- [Task prompt] Examine the material below. Gather every line in which the string "Premere" appears.
┌────────
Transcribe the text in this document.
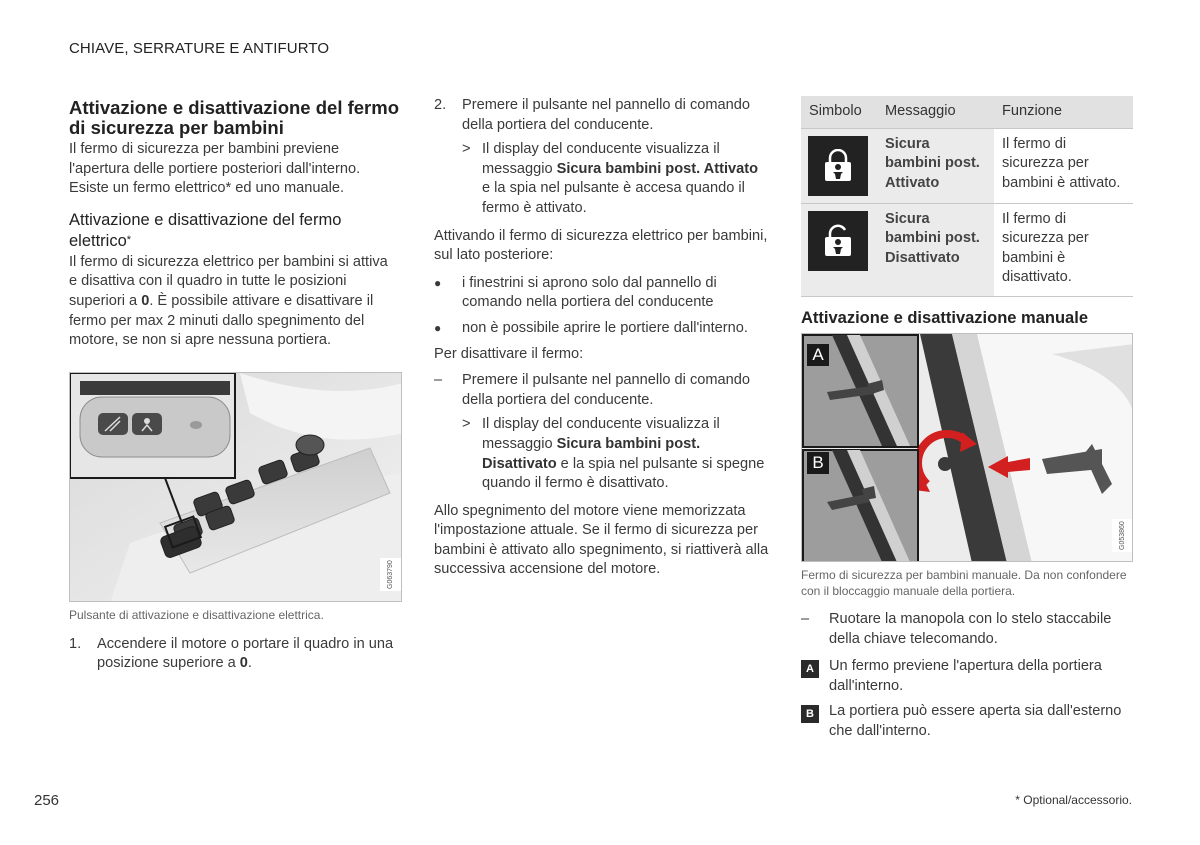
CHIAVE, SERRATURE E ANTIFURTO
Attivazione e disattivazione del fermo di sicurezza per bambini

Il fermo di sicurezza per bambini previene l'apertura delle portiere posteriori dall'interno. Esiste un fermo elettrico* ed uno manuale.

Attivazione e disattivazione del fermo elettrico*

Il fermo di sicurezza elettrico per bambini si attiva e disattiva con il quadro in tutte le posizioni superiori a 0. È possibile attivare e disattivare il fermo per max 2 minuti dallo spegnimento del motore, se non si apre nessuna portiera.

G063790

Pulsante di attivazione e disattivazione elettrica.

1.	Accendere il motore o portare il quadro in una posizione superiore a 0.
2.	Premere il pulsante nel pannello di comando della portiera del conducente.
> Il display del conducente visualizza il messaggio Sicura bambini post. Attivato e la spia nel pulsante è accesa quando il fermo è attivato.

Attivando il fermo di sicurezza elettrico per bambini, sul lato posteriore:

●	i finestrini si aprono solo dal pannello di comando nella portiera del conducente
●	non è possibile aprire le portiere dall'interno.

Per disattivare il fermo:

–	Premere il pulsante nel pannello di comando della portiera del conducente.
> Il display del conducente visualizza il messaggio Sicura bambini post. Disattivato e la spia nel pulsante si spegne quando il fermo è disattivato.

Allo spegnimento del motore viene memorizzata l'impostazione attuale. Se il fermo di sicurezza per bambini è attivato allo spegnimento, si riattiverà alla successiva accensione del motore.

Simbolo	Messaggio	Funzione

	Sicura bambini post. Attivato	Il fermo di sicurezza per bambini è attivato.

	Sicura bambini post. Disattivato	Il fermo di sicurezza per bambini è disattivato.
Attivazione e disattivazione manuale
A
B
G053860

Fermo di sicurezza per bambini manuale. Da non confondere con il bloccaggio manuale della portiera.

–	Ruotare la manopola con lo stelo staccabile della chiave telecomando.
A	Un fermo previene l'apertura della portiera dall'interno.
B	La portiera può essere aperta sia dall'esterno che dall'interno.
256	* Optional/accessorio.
└────────
┌────────
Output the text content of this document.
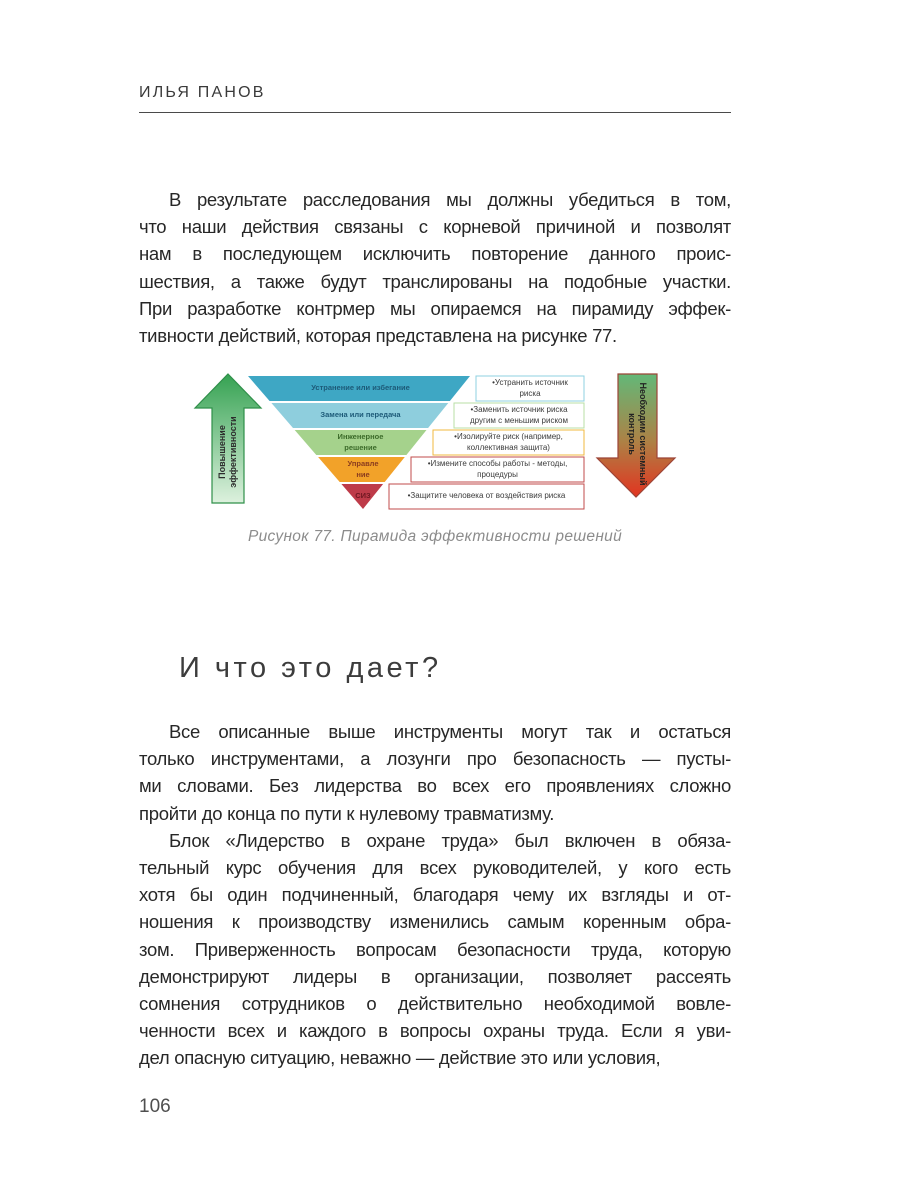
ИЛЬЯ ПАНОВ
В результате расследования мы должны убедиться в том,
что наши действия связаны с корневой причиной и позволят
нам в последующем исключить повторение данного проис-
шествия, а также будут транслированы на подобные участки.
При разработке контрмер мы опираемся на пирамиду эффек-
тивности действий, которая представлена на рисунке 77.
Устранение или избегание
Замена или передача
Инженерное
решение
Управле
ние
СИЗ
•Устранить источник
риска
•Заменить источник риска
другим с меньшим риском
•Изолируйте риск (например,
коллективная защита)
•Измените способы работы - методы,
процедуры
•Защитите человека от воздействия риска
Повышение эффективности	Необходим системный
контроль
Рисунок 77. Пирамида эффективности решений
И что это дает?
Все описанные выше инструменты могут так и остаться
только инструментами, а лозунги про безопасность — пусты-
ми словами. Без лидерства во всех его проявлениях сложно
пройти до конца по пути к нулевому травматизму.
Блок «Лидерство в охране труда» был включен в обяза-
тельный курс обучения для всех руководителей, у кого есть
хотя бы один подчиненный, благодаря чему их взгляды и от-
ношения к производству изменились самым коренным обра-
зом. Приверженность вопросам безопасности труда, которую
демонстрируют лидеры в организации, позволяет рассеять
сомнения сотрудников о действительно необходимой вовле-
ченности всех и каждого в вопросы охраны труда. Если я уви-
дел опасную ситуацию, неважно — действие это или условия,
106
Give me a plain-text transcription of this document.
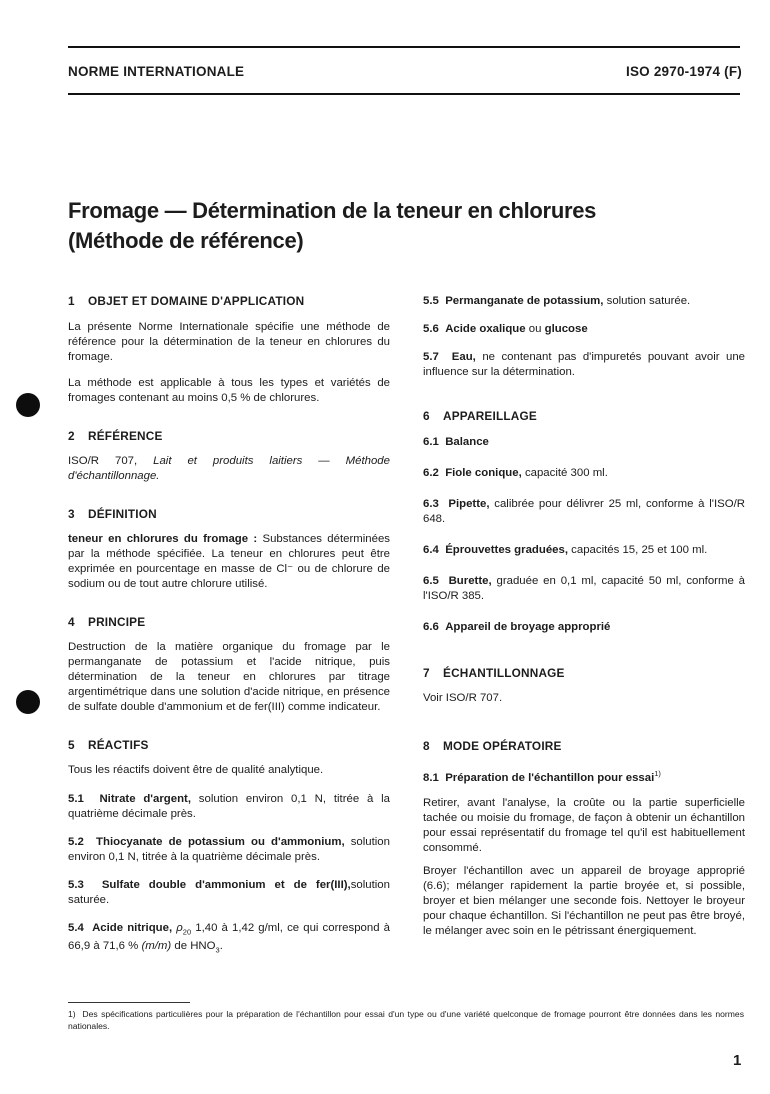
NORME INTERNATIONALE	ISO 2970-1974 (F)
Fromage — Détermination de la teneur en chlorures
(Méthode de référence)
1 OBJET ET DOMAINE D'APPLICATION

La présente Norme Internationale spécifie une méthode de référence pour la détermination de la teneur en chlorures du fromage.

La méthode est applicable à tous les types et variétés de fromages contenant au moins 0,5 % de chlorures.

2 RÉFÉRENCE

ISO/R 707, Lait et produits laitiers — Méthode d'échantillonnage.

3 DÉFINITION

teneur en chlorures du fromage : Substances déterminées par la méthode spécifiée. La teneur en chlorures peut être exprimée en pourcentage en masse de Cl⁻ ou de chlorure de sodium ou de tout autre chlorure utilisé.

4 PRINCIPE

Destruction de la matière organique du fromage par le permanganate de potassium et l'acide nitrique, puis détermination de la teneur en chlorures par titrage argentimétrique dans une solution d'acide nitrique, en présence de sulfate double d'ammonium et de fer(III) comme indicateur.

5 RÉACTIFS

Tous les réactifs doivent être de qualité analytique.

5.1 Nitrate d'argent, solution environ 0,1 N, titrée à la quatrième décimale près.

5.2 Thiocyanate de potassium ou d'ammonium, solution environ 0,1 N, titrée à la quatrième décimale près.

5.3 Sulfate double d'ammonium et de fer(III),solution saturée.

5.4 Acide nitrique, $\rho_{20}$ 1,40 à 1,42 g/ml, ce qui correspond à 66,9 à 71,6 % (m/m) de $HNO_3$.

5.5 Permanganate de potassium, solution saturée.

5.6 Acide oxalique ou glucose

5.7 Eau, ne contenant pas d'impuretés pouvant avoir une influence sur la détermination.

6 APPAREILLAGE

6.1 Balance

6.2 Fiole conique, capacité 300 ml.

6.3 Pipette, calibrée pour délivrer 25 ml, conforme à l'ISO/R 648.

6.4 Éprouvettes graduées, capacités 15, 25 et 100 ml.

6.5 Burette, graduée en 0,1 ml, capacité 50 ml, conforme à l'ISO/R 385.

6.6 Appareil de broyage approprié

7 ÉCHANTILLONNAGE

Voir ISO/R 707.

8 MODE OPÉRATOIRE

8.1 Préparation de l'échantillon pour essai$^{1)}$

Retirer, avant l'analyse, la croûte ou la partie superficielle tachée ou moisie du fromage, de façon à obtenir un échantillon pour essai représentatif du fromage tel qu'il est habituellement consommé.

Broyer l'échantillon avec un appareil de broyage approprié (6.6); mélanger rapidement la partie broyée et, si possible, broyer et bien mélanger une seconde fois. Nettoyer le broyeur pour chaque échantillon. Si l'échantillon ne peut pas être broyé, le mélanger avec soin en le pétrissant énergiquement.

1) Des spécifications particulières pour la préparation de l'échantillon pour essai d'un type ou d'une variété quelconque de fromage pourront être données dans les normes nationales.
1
└────────
- [The result]
2.	Premere il pulsante nel pannello di comando della portiera del conducente.
–	Premere il pulsante nel pannello di comando della portiera del conducente.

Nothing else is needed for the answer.